▶ _Problem details_
In the records, copy the stretch from the line containing "datum-plane-icon[interactable]: [153, 76, 179, 100]" through the line containing "tree-settings-button[interactable]: 设置(G): [82, 133, 150, 149]", and swap "shading" for "rendering". Leave everything else as it stands.
--- start Input data ---
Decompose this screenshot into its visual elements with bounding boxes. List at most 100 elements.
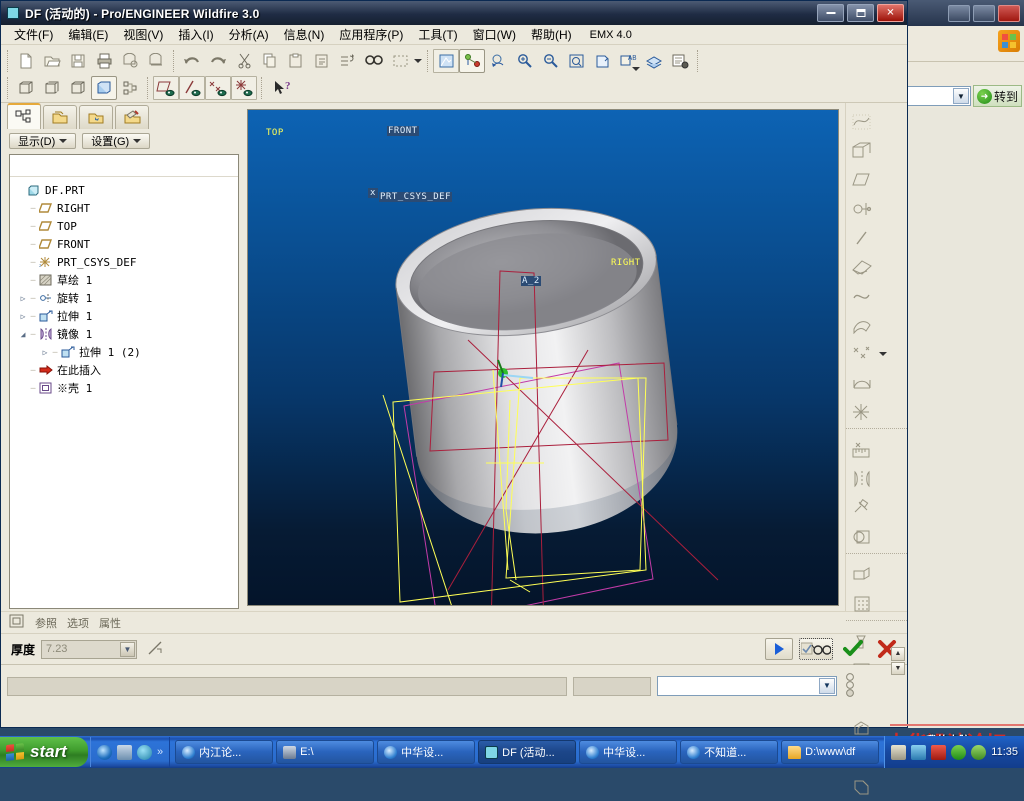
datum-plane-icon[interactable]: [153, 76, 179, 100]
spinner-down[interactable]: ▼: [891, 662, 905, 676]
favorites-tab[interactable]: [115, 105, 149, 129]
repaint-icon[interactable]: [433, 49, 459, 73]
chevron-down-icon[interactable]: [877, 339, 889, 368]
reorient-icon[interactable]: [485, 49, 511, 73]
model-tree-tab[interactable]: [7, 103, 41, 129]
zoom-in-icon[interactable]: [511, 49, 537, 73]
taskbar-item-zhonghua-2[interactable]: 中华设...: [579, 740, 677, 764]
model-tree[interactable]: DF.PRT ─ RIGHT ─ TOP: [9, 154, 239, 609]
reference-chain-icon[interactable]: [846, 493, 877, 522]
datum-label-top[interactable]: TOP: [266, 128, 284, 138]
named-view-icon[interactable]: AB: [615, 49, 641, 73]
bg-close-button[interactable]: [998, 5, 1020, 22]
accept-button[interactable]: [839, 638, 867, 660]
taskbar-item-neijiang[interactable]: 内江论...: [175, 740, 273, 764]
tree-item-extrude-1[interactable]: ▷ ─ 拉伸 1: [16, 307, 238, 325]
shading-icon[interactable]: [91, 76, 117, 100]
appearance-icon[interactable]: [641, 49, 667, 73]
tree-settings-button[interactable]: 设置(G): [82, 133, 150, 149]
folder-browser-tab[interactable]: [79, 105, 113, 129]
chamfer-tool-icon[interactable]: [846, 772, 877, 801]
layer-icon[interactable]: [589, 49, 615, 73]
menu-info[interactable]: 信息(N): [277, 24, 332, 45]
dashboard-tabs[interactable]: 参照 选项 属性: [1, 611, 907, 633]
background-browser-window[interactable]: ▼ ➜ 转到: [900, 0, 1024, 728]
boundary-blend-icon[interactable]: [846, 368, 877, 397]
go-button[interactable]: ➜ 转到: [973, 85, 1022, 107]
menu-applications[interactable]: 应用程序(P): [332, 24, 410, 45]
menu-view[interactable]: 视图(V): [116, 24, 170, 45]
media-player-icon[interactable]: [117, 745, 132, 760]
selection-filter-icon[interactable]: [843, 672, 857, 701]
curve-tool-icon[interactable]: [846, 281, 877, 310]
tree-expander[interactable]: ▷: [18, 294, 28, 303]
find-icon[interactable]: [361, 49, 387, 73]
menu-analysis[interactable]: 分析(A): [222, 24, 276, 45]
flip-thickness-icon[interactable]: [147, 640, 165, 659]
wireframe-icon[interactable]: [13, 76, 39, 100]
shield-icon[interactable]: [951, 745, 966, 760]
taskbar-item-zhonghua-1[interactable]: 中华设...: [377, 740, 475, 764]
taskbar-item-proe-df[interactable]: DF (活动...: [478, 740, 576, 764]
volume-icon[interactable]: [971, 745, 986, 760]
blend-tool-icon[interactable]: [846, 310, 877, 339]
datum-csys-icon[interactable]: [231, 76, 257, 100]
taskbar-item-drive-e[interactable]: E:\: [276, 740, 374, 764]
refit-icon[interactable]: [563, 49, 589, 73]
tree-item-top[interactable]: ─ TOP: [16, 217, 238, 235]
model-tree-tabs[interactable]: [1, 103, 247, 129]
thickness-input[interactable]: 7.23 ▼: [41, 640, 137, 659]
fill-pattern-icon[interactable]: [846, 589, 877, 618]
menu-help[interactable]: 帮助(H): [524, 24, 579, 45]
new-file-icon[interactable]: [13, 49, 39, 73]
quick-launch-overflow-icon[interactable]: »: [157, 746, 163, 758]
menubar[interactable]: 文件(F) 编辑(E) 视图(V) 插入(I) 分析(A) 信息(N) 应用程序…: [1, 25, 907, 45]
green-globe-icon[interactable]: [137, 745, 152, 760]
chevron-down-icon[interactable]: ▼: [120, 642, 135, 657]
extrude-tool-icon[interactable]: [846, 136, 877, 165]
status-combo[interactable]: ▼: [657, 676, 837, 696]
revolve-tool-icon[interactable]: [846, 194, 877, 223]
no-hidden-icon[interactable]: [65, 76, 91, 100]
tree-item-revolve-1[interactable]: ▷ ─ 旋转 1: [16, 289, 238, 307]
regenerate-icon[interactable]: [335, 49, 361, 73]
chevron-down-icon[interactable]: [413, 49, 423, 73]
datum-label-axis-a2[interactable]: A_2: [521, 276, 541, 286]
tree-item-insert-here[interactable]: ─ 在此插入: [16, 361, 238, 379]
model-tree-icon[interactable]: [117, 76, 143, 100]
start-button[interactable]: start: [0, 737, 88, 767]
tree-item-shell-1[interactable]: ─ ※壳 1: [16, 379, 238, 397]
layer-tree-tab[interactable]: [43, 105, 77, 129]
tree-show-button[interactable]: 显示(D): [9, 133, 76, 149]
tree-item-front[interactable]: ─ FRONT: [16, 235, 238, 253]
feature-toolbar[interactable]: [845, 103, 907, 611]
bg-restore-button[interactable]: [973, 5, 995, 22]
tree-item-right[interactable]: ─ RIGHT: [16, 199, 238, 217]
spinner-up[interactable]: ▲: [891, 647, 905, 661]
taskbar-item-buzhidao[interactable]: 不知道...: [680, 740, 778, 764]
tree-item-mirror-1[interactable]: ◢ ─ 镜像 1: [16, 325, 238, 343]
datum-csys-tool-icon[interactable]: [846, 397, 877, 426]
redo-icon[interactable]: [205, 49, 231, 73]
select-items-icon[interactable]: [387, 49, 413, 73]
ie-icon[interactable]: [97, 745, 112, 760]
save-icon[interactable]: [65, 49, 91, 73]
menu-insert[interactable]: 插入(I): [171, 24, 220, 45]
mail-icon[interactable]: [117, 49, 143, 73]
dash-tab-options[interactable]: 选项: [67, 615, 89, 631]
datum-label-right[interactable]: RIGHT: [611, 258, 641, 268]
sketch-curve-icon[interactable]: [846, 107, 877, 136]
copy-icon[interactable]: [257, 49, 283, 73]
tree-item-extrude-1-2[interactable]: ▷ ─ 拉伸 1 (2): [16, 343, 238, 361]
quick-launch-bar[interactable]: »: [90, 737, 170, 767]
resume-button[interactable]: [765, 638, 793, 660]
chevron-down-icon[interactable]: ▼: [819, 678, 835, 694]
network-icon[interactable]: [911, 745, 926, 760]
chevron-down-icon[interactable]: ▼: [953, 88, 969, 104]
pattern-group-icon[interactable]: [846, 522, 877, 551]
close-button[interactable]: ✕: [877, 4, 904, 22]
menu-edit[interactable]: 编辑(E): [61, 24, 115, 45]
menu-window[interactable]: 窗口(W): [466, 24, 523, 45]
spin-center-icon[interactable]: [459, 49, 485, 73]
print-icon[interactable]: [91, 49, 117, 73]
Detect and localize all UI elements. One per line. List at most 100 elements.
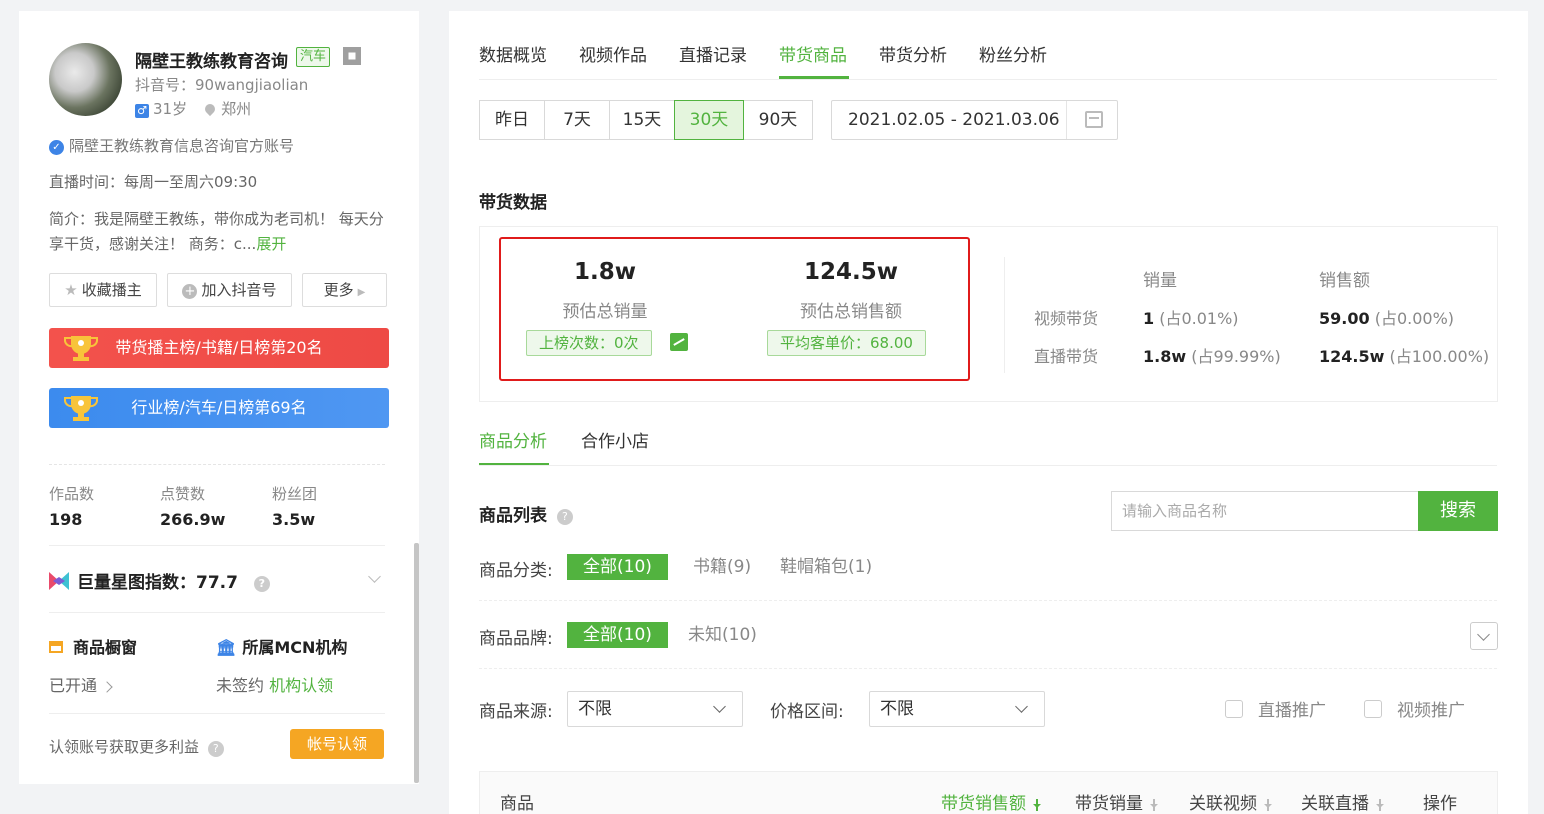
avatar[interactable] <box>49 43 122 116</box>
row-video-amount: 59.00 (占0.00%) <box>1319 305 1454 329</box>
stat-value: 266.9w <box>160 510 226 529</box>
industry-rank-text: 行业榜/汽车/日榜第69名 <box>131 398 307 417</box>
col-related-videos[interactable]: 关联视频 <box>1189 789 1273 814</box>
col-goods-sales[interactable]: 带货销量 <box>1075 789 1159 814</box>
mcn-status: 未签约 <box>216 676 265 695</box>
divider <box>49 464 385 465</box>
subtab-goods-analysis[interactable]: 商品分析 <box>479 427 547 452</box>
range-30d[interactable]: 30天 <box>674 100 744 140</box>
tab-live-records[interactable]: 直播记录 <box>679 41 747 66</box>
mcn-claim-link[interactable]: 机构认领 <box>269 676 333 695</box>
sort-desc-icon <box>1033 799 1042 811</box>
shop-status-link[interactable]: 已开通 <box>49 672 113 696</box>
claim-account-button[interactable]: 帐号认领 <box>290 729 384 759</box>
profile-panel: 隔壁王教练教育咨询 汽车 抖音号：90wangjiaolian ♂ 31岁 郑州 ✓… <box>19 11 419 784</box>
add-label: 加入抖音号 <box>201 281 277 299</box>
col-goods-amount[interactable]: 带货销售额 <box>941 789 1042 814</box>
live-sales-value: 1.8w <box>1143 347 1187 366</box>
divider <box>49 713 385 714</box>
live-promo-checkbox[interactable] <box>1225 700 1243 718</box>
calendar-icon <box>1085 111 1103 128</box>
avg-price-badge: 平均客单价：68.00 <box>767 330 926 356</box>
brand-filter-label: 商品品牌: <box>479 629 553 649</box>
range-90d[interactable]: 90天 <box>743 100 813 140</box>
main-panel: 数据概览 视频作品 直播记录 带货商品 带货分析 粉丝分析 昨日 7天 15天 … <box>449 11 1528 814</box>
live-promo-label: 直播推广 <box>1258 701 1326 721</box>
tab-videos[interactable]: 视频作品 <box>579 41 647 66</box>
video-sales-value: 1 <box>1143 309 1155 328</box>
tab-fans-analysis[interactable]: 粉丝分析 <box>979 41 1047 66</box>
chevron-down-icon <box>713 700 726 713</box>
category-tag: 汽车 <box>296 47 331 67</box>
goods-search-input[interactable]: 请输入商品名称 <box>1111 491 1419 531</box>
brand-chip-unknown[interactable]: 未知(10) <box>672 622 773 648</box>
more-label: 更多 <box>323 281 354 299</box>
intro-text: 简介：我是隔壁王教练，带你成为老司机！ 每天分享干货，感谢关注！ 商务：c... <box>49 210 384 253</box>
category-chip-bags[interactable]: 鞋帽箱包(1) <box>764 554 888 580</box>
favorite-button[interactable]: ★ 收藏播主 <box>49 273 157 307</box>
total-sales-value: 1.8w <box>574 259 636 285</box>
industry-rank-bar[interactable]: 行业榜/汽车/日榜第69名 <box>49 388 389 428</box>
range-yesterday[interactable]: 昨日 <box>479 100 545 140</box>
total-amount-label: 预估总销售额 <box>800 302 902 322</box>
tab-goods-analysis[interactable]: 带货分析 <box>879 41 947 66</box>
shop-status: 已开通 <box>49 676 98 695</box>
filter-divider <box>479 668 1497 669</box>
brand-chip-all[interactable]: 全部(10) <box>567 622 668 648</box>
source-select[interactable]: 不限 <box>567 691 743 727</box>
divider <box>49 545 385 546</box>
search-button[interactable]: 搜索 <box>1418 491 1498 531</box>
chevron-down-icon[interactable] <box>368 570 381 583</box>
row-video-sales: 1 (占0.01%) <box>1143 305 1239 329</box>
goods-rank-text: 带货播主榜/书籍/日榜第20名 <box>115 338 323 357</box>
--- end Input data ---
▶ _Answer to this task_
datum-plane-icon[interactable]: [153, 76, 179, 100]
spinner-down[interactable]: ▼: [891, 662, 905, 676]
favorites-tab[interactable]: [115, 105, 149, 129]
repaint-icon[interactable]: [433, 49, 459, 73]
chevron-down-icon[interactable]: [877, 339, 889, 368]
reorient-icon[interactable]: [485, 49, 511, 73]
model-tree-tab[interactable]: [7, 103, 41, 129]
zoom-in-icon[interactable]: [511, 49, 537, 73]
taskbar-item-zhonghua-2[interactable]: 中华设...: [579, 740, 677, 764]
model-tree[interactable]: DF.PRT ─ RIGHT ─ TOP: [9, 154, 239, 609]
reference-chain-icon[interactable]: [846, 493, 877, 522]
datum-label-top[interactable]: TOP: [266, 128, 284, 138]
named-view-icon[interactable]: AB: [615, 49, 641, 73]
bg-close-button[interactable]: [998, 5, 1020, 22]
accept-button[interactable]: [839, 638, 867, 660]
taskbar-item-neijiang[interactable]: 内江论...: [175, 740, 273, 764]
tree-item-extrude-1[interactable]: ▷ ─ 拉伸 1: [16, 307, 238, 325]
rendering-icon[interactable]: [91, 76, 117, 100]
appearance-icon[interactable]: [641, 49, 667, 73]
tree-settings-button[interactable]: 设置(G): [82, 133, 150, 149]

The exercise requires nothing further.